**MATERIAL PROVIDED**
========================================================================
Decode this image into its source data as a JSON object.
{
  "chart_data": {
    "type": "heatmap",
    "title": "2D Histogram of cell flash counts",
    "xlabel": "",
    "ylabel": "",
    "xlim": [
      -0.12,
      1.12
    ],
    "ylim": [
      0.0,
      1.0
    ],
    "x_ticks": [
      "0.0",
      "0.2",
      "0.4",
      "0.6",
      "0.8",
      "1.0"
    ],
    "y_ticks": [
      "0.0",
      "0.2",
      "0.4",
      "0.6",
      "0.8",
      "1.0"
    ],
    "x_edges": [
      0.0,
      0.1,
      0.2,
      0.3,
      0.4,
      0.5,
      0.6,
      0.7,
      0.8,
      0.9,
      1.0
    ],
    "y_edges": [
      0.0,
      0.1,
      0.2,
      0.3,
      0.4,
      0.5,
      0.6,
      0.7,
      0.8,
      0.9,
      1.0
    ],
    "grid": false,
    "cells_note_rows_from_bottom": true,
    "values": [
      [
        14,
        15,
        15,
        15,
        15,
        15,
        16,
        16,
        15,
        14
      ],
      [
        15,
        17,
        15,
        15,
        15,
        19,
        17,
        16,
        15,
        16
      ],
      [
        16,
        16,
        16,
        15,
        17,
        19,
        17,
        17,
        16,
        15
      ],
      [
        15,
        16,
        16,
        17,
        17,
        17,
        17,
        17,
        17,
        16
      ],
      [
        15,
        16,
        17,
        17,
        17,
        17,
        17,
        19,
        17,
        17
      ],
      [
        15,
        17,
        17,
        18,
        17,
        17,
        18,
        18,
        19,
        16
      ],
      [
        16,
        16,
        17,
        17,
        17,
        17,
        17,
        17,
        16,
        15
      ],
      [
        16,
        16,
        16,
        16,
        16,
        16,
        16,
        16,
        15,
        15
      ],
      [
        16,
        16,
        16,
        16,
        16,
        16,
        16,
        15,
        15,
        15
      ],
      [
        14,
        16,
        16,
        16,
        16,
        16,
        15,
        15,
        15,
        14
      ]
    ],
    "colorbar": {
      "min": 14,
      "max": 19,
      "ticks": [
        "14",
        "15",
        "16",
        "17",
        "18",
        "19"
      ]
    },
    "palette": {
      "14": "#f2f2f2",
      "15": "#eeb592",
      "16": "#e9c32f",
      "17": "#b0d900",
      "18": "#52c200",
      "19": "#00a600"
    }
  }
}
========================================================================
**REQUEST**
Restate all of the entries exactly, please.

**ANSWER TO THIS PROBLEM**
Decode this image into its source data as a JSON object.
{
  "chart_data": {
    "type": "heatmap",
    "title": "2D Histogram of cell flash counts",
    "xlabel": "",
    "ylabel": "",
    "xlim": [
      -0.12,
      1.12
    ],
    "ylim": [
      0.0,
      1.0
    ],
    "x_ticks": [
      "0.0",
      "0.2",
      "0.4",
      "0.6",
      "0.8",
      "1.0"
    ],
    "y_ticks": [
      "0.0",
      "0.2",
      "0.4",
      "0.6",
      "0.8",
      "1.0"
    ],
    "x_edges": [
      0.0,
      0.1,
      0.2,
      0.3,
      0.4,
      0.5,
      0.6,
      0.7,
      0.8,
      0.9,
      1.0
    ],
    "y_edges": [
      0.0,
      0.1,
      0.2,
      0.3,
      0.4,
      0.5,
      0.6,
      0.7,
      0.8,
      0.9,
      1.0
    ],
    "grid": false,
    "cells_note_rows_from_bottom": true,
    "values": [
      [
        14,
        15,
        15,
        15,
        15,
        15,
        16,
        16,
        15,
        14
      ],
      [
        15,
        17,
        15,
        15,
        15,
        19,
        17,
        16,
        15,
        16
      ],
      [
        16,
        16,
        16,
        15,
        17,
        19,
        17,
        17,
        16,
        15
      ],
      [
        15,
        16,
        16,
        17,
        17,
        17,
        17,
        17,
        17,
        16
      ],
      [
        15,
        16,
        17,
        17,
        17,
        17,
        17,
        19,
        17,
        17
      ],
      [
        15,
        17,
        17,
        18,
        17,
        17,
        18,
        18,
        19,
        16
      ],
      [
        16,
        16,
        17,
        17,
        17,
        17,
        17,
        17,
        16,
        15
      ],
      [
        16,
        16,
        16,
        16,
        16,
        16,
        16,
        16,
        15,
        15
      ],
      [
        16,
        16,
        16,
        16,
        16,
        16,
        16,
        15,
        15,
        15
      ],
      [
        14,
        16,
        16,
        16,
        16,
        16,
        15,
        15,
        15,
        14
      ]
    ],
    "colorbar": {
      "min": 14,
      "max": 19,
      "ticks": [
        "14",
        "15",
        "16",
        "17",
        "18",
        "19"
      ]
    },
    "palette": {
      "14": "#f2f2f2",
      "15": "#eeb592",
      "16": "#e9c32f",
      "17": "#b0d900",
      "18": "#52c200",
      "19": "#00a600"
    }
  }
}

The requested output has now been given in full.